**PAGE EXCERPT:**
——

Chunk #0 — RESULTS — Pre-phasing run-time performance

Source: Fast and accurate genotype imputation in genome-wide association studies through pre-phasing.
Embedded: yes

Text

To illustrate the computational advantages of pre-phasing, we analyzed a GWAS dataset of 2,490 individuals from the 1958 British Birth Cohort of the Wellcome Trust Case Control Consortium 2 (WTCCC2)10. We imputed this dataset from a series of reference panels using related imputation methods that account for phase uncertainty in different ways (Table 1). IMPUTE version 1 (“IMPUTE111”) uses an analytical integration strategy. This was relatively efficient with a reference panel of 60 individuals (41 minutes per genome with 1000 Genomes Pilot data), but the computational burden grew quickly as haplotypes were added to the reference set. By contrast, IMPUTE version 2 (“IMPUTE26”) uses a haplotype sampling strategy. This approach scaled more favorably with larger reference panels, but it still required 512 minutes per genome to impute from the latest 1000 Genomes panel. By comparison, an updated version of IMPUTE2 that uses our proposed approach required a one-time pre-phasing investment of 25 minutes per genome, then just 24 minutes to impute each sample from the largest reference panel. We observed similar trends with MaCH12 (which typically uses a similar approach to IMPUTE1) and minimac (which performs imputation with pre-phased haplotypes in the MaCH framework), as shown in Supplementary Table 1.

——

**INFORMATION SUPPLIED:**

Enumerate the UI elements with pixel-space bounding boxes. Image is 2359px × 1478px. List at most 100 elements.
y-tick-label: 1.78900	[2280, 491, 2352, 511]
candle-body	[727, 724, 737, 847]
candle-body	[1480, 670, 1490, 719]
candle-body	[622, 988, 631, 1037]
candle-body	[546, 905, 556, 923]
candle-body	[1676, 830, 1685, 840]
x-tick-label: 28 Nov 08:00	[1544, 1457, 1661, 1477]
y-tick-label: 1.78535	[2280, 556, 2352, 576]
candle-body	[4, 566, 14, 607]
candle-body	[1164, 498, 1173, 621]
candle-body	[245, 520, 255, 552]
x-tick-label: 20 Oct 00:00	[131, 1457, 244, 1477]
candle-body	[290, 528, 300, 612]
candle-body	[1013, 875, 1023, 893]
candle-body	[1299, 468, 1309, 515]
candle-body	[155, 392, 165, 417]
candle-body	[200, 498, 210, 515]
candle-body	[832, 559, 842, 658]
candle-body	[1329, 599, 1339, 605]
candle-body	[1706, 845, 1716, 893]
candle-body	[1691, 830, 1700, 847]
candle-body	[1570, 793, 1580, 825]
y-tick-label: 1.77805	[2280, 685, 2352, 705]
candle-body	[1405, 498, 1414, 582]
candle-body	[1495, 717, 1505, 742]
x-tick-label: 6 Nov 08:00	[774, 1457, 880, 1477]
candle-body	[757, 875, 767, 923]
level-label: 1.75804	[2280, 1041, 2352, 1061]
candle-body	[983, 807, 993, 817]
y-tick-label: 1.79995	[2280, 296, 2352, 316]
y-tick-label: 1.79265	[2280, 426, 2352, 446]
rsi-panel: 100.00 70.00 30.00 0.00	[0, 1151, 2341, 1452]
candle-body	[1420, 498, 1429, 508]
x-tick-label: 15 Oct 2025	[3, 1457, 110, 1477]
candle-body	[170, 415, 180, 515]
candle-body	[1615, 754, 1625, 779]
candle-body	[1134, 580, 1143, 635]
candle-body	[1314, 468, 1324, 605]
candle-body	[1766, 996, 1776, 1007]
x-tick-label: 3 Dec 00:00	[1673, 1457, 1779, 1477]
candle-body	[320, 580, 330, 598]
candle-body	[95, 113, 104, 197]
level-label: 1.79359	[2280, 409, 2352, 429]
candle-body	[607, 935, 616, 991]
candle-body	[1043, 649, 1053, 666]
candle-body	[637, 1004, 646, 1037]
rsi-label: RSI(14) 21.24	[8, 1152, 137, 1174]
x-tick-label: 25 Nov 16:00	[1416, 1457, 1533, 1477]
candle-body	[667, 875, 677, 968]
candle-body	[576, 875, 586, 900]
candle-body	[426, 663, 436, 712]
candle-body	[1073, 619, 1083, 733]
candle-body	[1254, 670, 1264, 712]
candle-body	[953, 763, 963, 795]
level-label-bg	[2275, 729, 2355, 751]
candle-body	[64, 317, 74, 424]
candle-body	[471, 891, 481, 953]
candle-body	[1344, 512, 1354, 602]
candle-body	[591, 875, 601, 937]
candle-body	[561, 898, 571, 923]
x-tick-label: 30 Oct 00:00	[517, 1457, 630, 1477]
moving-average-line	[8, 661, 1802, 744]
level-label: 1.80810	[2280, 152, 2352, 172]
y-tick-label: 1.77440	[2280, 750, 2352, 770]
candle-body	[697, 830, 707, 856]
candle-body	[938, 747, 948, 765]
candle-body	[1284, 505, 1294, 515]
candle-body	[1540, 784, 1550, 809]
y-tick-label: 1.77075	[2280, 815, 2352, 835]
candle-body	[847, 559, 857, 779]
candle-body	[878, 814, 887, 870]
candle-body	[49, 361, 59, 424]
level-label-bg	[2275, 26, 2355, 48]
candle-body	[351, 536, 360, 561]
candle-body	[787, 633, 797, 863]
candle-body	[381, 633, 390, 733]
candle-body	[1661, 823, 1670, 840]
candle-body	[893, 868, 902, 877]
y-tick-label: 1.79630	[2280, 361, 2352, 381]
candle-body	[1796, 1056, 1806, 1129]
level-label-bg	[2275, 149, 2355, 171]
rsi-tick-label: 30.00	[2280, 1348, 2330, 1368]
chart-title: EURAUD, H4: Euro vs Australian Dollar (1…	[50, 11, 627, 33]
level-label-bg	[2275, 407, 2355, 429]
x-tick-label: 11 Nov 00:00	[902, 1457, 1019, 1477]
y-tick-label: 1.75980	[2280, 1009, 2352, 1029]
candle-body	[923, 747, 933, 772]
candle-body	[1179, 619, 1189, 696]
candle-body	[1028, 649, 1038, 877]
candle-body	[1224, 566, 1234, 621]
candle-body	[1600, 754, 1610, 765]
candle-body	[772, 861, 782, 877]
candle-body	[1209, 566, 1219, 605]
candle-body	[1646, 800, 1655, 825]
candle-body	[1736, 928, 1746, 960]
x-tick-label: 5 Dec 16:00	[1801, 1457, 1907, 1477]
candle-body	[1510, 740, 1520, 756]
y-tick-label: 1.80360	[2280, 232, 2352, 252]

——

Please reproduce the pre-phasing text word for word, from "Chunk #0 — RESULTS" up to and including "studies through pre-phasing.". The listing comes from a separate source.

**OUTPUT:**
Chunk #0 — RESULTS — Pre-phasing run-time performance

Source: Fast and accurate genotype imputation in genome-wide association studies through pre-phasing.